Stored data
--- START ---
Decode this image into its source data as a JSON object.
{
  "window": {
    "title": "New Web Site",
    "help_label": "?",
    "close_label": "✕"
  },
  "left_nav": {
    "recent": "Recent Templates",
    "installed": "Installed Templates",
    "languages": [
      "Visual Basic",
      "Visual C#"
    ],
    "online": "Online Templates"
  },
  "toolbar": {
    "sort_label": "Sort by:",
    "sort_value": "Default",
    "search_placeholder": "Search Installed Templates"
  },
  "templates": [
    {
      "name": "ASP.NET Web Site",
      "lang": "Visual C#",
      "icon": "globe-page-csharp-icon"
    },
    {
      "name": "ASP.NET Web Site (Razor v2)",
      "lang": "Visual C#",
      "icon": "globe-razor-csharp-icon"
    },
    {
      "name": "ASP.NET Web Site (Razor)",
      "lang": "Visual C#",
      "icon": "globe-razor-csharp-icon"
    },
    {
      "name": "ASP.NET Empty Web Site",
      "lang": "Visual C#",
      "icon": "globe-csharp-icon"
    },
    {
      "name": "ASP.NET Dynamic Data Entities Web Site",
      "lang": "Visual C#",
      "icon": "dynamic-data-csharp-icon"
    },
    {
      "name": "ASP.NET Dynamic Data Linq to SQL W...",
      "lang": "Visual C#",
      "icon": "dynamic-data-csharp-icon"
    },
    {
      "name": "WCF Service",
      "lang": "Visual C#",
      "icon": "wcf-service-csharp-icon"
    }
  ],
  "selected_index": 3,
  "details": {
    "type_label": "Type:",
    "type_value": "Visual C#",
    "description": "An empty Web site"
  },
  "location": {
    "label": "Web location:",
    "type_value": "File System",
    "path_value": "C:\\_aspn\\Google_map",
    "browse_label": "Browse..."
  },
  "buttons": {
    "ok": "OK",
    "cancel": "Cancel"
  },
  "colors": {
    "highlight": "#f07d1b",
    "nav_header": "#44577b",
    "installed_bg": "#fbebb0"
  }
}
--- END ---
**Written task**: Transcribe each entry precisely, missing none.

**Solution**:
Decode this image into its source data as a JSON object.
{
  "window": {
    "title": "New Web Site",
    "help_label": "?",
    "close_label": "✕"
  },
  "left_nav": {
    "recent": "Recent Templates",
    "installed": "Installed Templates",
    "languages": [
      "Visual Basic",
      "Visual C#"
    ],
    "online": "Online Templates"
  },
  "toolbar": {
    "sort_label": "Sort by:",
    "sort_value": "Default",
    "search_placeholder": "Search Installed Templates"
  },
  "templates": [
    {
      "name": "ASP.NET Web Site",
      "lang": "Visual C#",
      "icon": "globe-page-csharp-icon"
    },
    {
      "name": "ASP.NET Web Site (Razor v2)",
      "lang": "Visual C#",
      "icon": "globe-razor-csharp-icon"
    },
    {
      "name": "ASP.NET Web Site (Razor)",
      "lang": "Visual C#",
      "icon": "globe-razor-csharp-icon"
    },
    {
      "name": "ASP.NET Empty Web Site",
      "lang": "Visual C#",
      "icon": "globe-csharp-icon"
    },
    {
      "name": "ASP.NET Dynamic Data Entities Web Site",
      "lang": "Visual C#",
      "icon": "dynamic-data-csharp-icon"
    },
    {
      "name": "ASP.NET Dynamic Data Linq to SQL W...",
      "lang": "Visual C#",
      "icon": "dynamic-data-csharp-icon"
    },
    {
      "name": "WCF Service",
      "lang": "Visual C#",
      "icon": "wcf-service-csharp-icon"
    }
  ],
  "selected_index": 3,
  "details": {
    "type_label": "Type:",
    "type_value": "Visual C#",
    "description": "An empty Web site"
  },
  "location": {
    "label": "Web location:",
    "type_value": "File System",
    "path_value": "C:\\_aspn\\Google_map",
    "browse_label": "Browse..."
  },
  "buttons": {
    "ok": "OK",
    "cancel": "Cancel"
  },
  "colors": {
    "highlight": "#f07d1b",
    "nav_header": "#44577b",
    "installed_bg": "#fbebb0"
  }
}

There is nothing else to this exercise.